» **What is expected**
Report all lines from the entries below in which "grid" appears.

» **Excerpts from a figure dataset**
════════
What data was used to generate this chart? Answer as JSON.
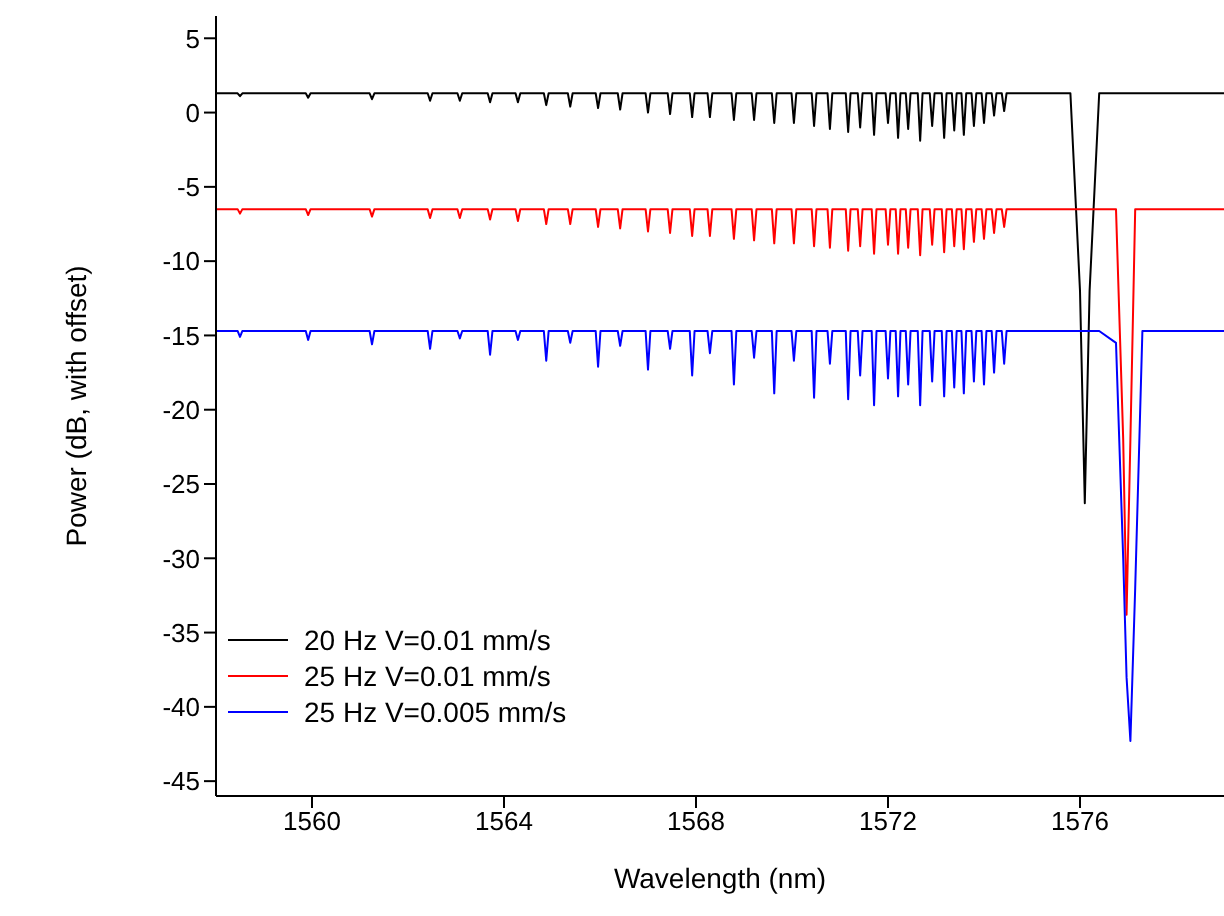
{
  "chart_data": {
    "type": "line",
    "xlabel": "Wavelength (nm)",
    "ylabel": "Power (dB, with offset)",
    "x": [
      1558,
      1558.45,
      1558.5,
      1558.55,
      1559.87,
      1559.92,
      1559.97,
      1561.2,
      1561.25,
      1561.3,
      1562.41,
      1562.46,
      1562.51,
      1563.03,
      1563.08,
      1563.13,
      1563.66,
      1563.71,
      1563.76,
      1564.24,
      1564.29,
      1564.34,
      1564.83,
      1564.88,
      1564.93,
      1565.33,
      1565.38,
      1565.43,
      1565.91,
      1565.96,
      1566.01,
      1566.37,
      1566.42,
      1566.47,
      1566.95,
      1567.0,
      1567.05,
      1567.41,
      1567.46,
      1567.51,
      1567.87,
      1567.92,
      1567.97,
      1568.24,
      1568.29,
      1568.34,
      1568.74,
      1568.79,
      1568.84,
      1569.16,
      1569.21,
      1569.26,
      1569.58,
      1569.63,
      1569.68,
      1569.99,
      1570.04,
      1570.09,
      1570.41,
      1570.46,
      1570.51,
      1570.74,
      1570.79,
      1570.84,
      1571.12,
      1571.17,
      1571.22,
      1571.37,
      1571.42,
      1571.47,
      1571.66,
      1571.71,
      1571.76,
      1571.95,
      1572.0,
      1572.05,
      1572.16,
      1572.21,
      1572.26,
      1572.37,
      1572.42,
      1572.47,
      1572.62,
      1572.67,
      1572.72,
      1572.87,
      1572.92,
      1572.97,
      1573.12,
      1573.17,
      1573.22,
      1573.33,
      1573.38,
      1573.43,
      1573.53,
      1573.58,
      1573.63,
      1573.74,
      1573.79,
      1573.84,
      1573.95,
      1574.0,
      1574.05,
      1574.16,
      1574.21,
      1574.26,
      1574.37,
      1574.42,
      1574.47,
      1575.0,
      1575.8,
      1576.0,
      1576.1,
      1576.2,
      1576.4,
      1576.75,
      1576.9,
      1576.97,
      1577.05,
      1577.15,
      1577.3,
      1579
    ],
    "series": [
      {
        "name": "20 Hz V=0.01 mm/s",
        "color": "#000000",
        "values": [
          1.3,
          1.3,
          1.1,
          1.3,
          1.3,
          1.0,
          1.3,
          1.3,
          0.9,
          1.3,
          1.3,
          0.8,
          1.3,
          1.3,
          0.8,
          1.3,
          1.3,
          0.7,
          1.3,
          1.3,
          0.7,
          1.3,
          1.3,
          0.5,
          1.3,
          1.3,
          0.4,
          1.3,
          1.3,
          0.3,
          1.3,
          1.3,
          0.2,
          1.3,
          1.3,
          0,
          1.3,
          1.3,
          -0.1,
          1.3,
          1.3,
          -0.3,
          1.3,
          1.3,
          -0.3,
          1.3,
          1.3,
          -0.5,
          1.3,
          1.3,
          -0.5,
          1.3,
          1.3,
          -0.7,
          1.3,
          1.3,
          -0.7,
          1.3,
          1.3,
          -0.9,
          1.3,
          1.3,
          -1.1,
          1.3,
          1.3,
          -1.3,
          1.3,
          1.3,
          -1,
          1.3,
          1.3,
          -1.5,
          1.3,
          1.3,
          -0.7,
          1.3,
          1.3,
          -1.7,
          1.3,
          1.3,
          -1.1,
          1.3,
          1.3,
          -1.9,
          1.3,
          1.3,
          -0.9,
          1.3,
          1.3,
          -1.7,
          1.3,
          1.3,
          -1.2,
          1.3,
          1.3,
          -1.5,
          1.3,
          1.3,
          -0.9,
          1.3,
          1.3,
          -0.7,
          1.3,
          1.3,
          -0.2,
          1.3,
          1.3,
          0.1,
          1.3,
          1.3,
          1.3,
          -12,
          -26.3,
          -12,
          1.3,
          1.3,
          1.3,
          1.3,
          1.3,
          1.3,
          1.3,
          1.3
        ]
      },
      {
        "name": "25 Hz V=0.01 mm/s",
        "color": "#ff0000",
        "values": [
          -6.5,
          -6.5,
          -6.8,
          -6.5,
          -6.5,
          -6.9,
          -6.5,
          -6.5,
          -7,
          -6.5,
          -6.5,
          -7.1,
          -6.5,
          -6.5,
          -7.1,
          -6.5,
          -6.5,
          -7.2,
          -6.5,
          -6.5,
          -7.3,
          -6.5,
          -6.5,
          -7.5,
          -6.5,
          -6.5,
          -7.5,
          -6.5,
          -6.5,
          -7.7,
          -6.5,
          -6.5,
          -7.8,
          -6.5,
          -6.5,
          -8,
          -6.5,
          -6.5,
          -8.1,
          -6.5,
          -6.5,
          -8.3,
          -6.5,
          -6.5,
          -8.3,
          -6.5,
          -6.5,
          -8.5,
          -6.5,
          -6.5,
          -8.6,
          -6.5,
          -6.5,
          -8.8,
          -6.5,
          -6.5,
          -8.8,
          -6.5,
          -6.5,
          -9,
          -6.5,
          -6.5,
          -9.1,
          -6.5,
          -6.5,
          -9.3,
          -6.5,
          -6.5,
          -9,
          -6.5,
          -6.5,
          -9.5,
          -6.5,
          -6.5,
          -8.9,
          -6.5,
          -6.5,
          -9.5,
          -6.5,
          -6.5,
          -9.1,
          -6.5,
          -6.5,
          -9.6,
          -6.5,
          -6.5,
          -8.9,
          -6.5,
          -6.5,
          -9.4,
          -6.5,
          -6.5,
          -9,
          -6.5,
          -6.5,
          -9.2,
          -6.5,
          -6.5,
          -8.7,
          -6.5,
          -6.5,
          -8.5,
          -6.5,
          -6.5,
          -8.1,
          -6.5,
          -6.5,
          -7.7,
          -6.5,
          -6.5,
          -6.5,
          -6.5,
          -6.5,
          -6.5,
          -6.5,
          -6.5,
          -22,
          -33.8,
          -22,
          -6.5,
          -6.5,
          -6.5
        ]
      },
      {
        "name": "25 Hz V=0.005 mm/s",
        "color": "#0000ff",
        "values": [
          -14.7,
          -14.7,
          -15.1,
          -14.7,
          -14.7,
          -15.3,
          -14.7,
          -14.7,
          -15.6,
          -14.7,
          -14.7,
          -15.9,
          -14.7,
          -14.7,
          -15.2,
          -14.7,
          -14.7,
          -16.3,
          -14.7,
          -14.7,
          -15.3,
          -14.7,
          -14.7,
          -16.7,
          -14.7,
          -14.7,
          -15.5,
          -14.7,
          -14.7,
          -17.1,
          -14.7,
          -14.7,
          -15.7,
          -14.7,
          -14.7,
          -17.3,
          -14.7,
          -14.7,
          -15.9,
          -14.7,
          -14.7,
          -17.7,
          -14.7,
          -14.7,
          -16.2,
          -14.7,
          -14.7,
          -18.3,
          -14.7,
          -14.7,
          -16.5,
          -14.7,
          -14.7,
          -18.9,
          -14.7,
          -14.7,
          -16.7,
          -14.7,
          -14.7,
          -19.2,
          -14.7,
          -14.7,
          -16.9,
          -14.7,
          -14.7,
          -19.3,
          -14.7,
          -14.7,
          -17.7,
          -14.7,
          -14.7,
          -19.7,
          -14.7,
          -14.7,
          -17.9,
          -14.7,
          -14.7,
          -19.1,
          -14.7,
          -14.7,
          -18.3,
          -14.7,
          -14.7,
          -19.7,
          -14.7,
          -14.7,
          -18.1,
          -14.7,
          -14.7,
          -19.1,
          -14.7,
          -14.7,
          -18.5,
          -14.7,
          -14.7,
          -18.9,
          -14.7,
          -14.7,
          -18.1,
          -14.7,
          -14.7,
          -18.3,
          -14.7,
          -14.7,
          -17.5,
          -14.7,
          -14.7,
          -16.9,
          -14.7,
          -14.7,
          -14.7,
          -14.7,
          -14.7,
          -14.7,
          -14.7,
          -15.5,
          -30,
          -38,
          -42.3,
          -32,
          -14.7,
          -14.7
        ]
      }
    ],
    "xlim": [
      1558,
      1579
    ],
    "xticks": [
      1560,
      1564,
      1568,
      1572,
      1576
    ],
    "ylim": [
      -46,
      6.5
    ],
    "yticks": [
      5,
      0,
      -5,
      -10,
      -15,
      -20,
      -25,
      -30,
      -35,
      -40,
      -45
    ],
    "grid": false,
    "legend": "bottom left",
    "marker": "none",
    "line_style": "solid"
  }
}
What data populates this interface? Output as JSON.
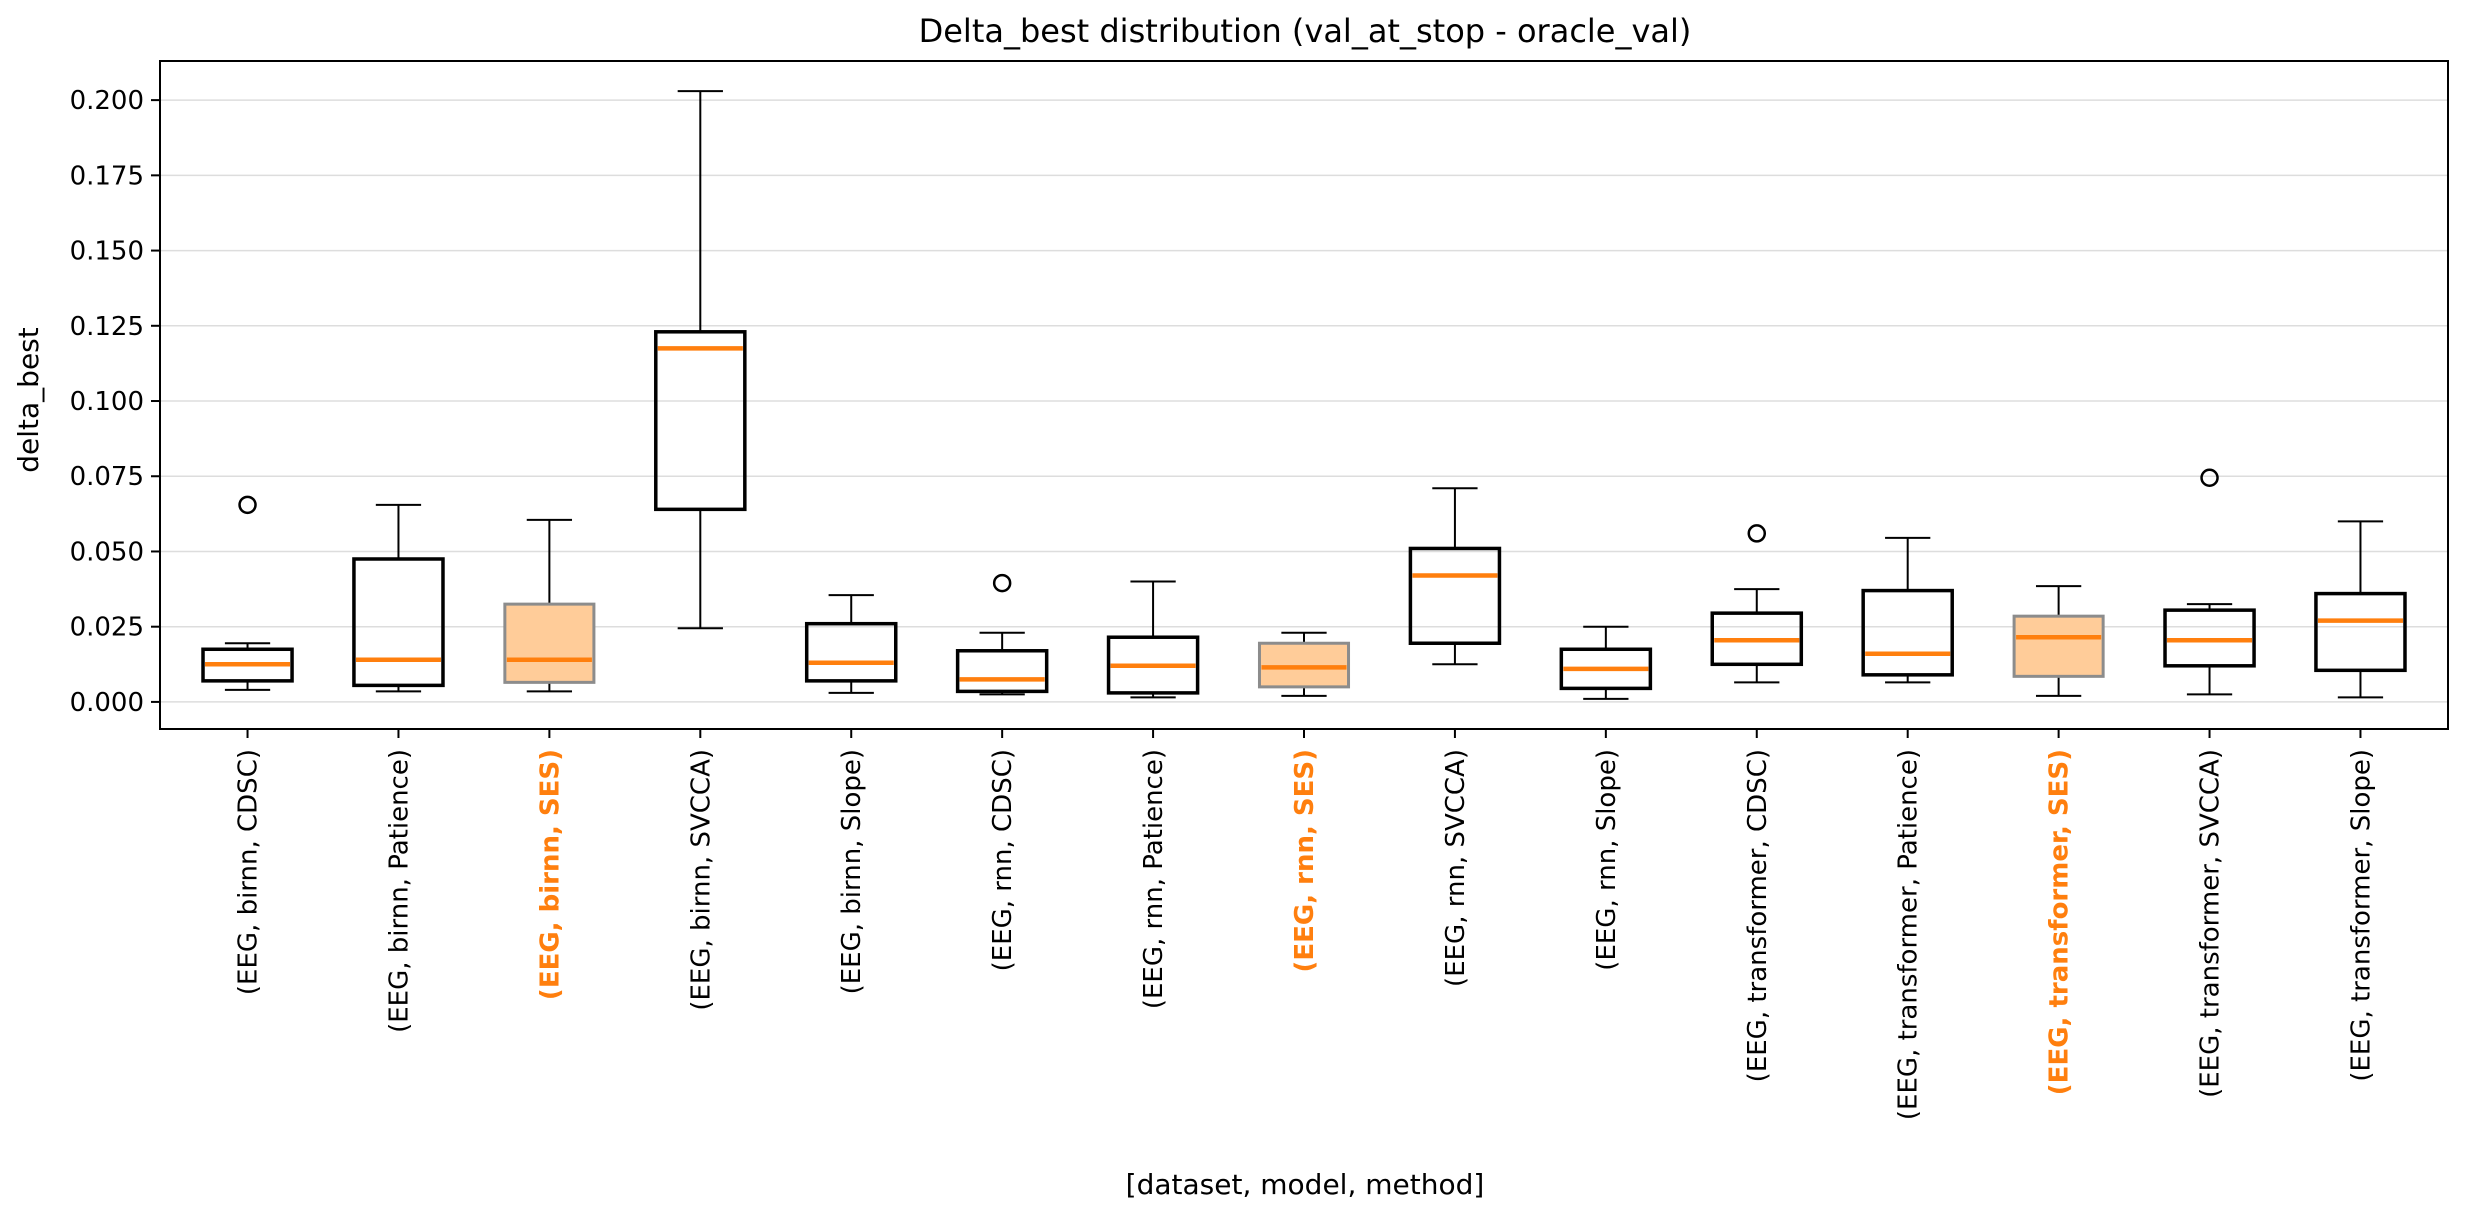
{
  "chart_data": {
    "type": "box",
    "title": "Delta_best distribution (val_at_stop - oracle_val)",
    "xlabel": "[dataset, model, method]",
    "ylabel": "delta_best",
    "ylim": [
      -0.009,
      0.213
    ],
    "yticks": [
      0.0,
      0.025,
      0.05,
      0.075,
      0.1,
      0.125,
      0.15,
      0.175,
      0.2
    ],
    "ytick_labels": [
      "0.000",
      "0.025",
      "0.050",
      "0.075",
      "0.100",
      "0.125",
      "0.150",
      "0.175",
      "0.200"
    ],
    "grid": "horizontal",
    "colors": {
      "box_edge": "#000000",
      "median": "#ff7f0e",
      "highlight_fill": "#ffcc99",
      "highlight_edge": "#8c8c8c",
      "highlight_label": "#ff7f0e",
      "grid": "#dddddd"
    },
    "boxes": [
      {
        "label": "(EEG, birnn, CDSC)",
        "highlight": false,
        "whislo": 0.004,
        "q1": 0.007,
        "med": 0.0125,
        "q3": 0.0175,
        "whishi": 0.0195,
        "fliers": [
          0.0655
        ]
      },
      {
        "label": "(EEG, birnn, Patience)",
        "highlight": false,
        "whislo": 0.0035,
        "q1": 0.0055,
        "med": 0.014,
        "q3": 0.0475,
        "whishi": 0.0655,
        "fliers": []
      },
      {
        "label": "(EEG, birnn, SES)",
        "highlight": true,
        "whislo": 0.0035,
        "q1": 0.0065,
        "med": 0.014,
        "q3": 0.0325,
        "whishi": 0.0605,
        "fliers": []
      },
      {
        "label": "(EEG, birnn, SVCCA)",
        "highlight": false,
        "whislo": 0.0245,
        "q1": 0.064,
        "med": 0.1175,
        "q3": 0.123,
        "whishi": 0.203,
        "fliers": []
      },
      {
        "label": "(EEG, birnn, Slope)",
        "highlight": false,
        "whislo": 0.003,
        "q1": 0.007,
        "med": 0.013,
        "q3": 0.026,
        "whishi": 0.0355,
        "fliers": []
      },
      {
        "label": "(EEG, rnn, CDSC)",
        "highlight": false,
        "whislo": 0.0025,
        "q1": 0.0035,
        "med": 0.0075,
        "q3": 0.017,
        "whishi": 0.023,
        "fliers": [
          0.0395
        ]
      },
      {
        "label": "(EEG, rnn, Patience)",
        "highlight": false,
        "whislo": 0.0015,
        "q1": 0.003,
        "med": 0.012,
        "q3": 0.0215,
        "whishi": 0.04,
        "fliers": []
      },
      {
        "label": "(EEG, rnn, SES)",
        "highlight": true,
        "whislo": 0.002,
        "q1": 0.005,
        "med": 0.0115,
        "q3": 0.0195,
        "whishi": 0.023,
        "fliers": []
      },
      {
        "label": "(EEG, rnn, SVCCA)",
        "highlight": false,
        "whislo": 0.0125,
        "q1": 0.0195,
        "med": 0.042,
        "q3": 0.051,
        "whishi": 0.071,
        "fliers": []
      },
      {
        "label": "(EEG, rnn, Slope)",
        "highlight": false,
        "whislo": 0.001,
        "q1": 0.0045,
        "med": 0.011,
        "q3": 0.0175,
        "whishi": 0.025,
        "fliers": []
      },
      {
        "label": "(EEG, transformer, CDSC)",
        "highlight": false,
        "whislo": 0.0065,
        "q1": 0.0125,
        "med": 0.0205,
        "q3": 0.0295,
        "whishi": 0.0375,
        "fliers": [
          0.056
        ]
      },
      {
        "label": "(EEG, transformer, Patience)",
        "highlight": false,
        "whislo": 0.0065,
        "q1": 0.009,
        "med": 0.016,
        "q3": 0.037,
        "whishi": 0.0545,
        "fliers": []
      },
      {
        "label": "(EEG, transformer, SES)",
        "highlight": true,
        "whislo": 0.002,
        "q1": 0.0085,
        "med": 0.0215,
        "q3": 0.0285,
        "whishi": 0.0385,
        "fliers": []
      },
      {
        "label": "(EEG, transformer, SVCCA)",
        "highlight": false,
        "whislo": 0.0025,
        "q1": 0.012,
        "med": 0.0205,
        "q3": 0.0305,
        "whishi": 0.0325,
        "fliers": [
          0.0745
        ]
      },
      {
        "label": "(EEG, transformer, Slope)",
        "highlight": false,
        "whislo": 0.0015,
        "q1": 0.0105,
        "med": 0.027,
        "q3": 0.036,
        "whishi": 0.06,
        "fliers": []
      }
    ]
  }
}
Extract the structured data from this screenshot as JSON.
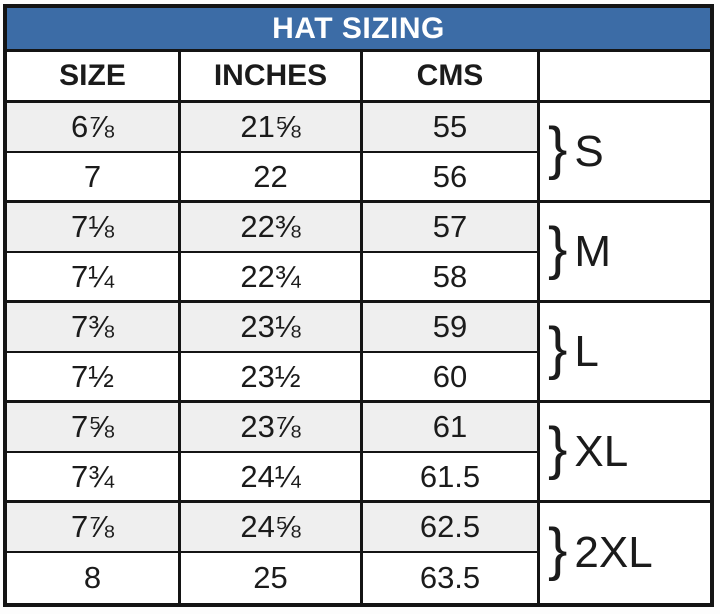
════════
» **Full solution**
    "grid": false,
    "grid": "horizontal",
      "grid": "#dddddd"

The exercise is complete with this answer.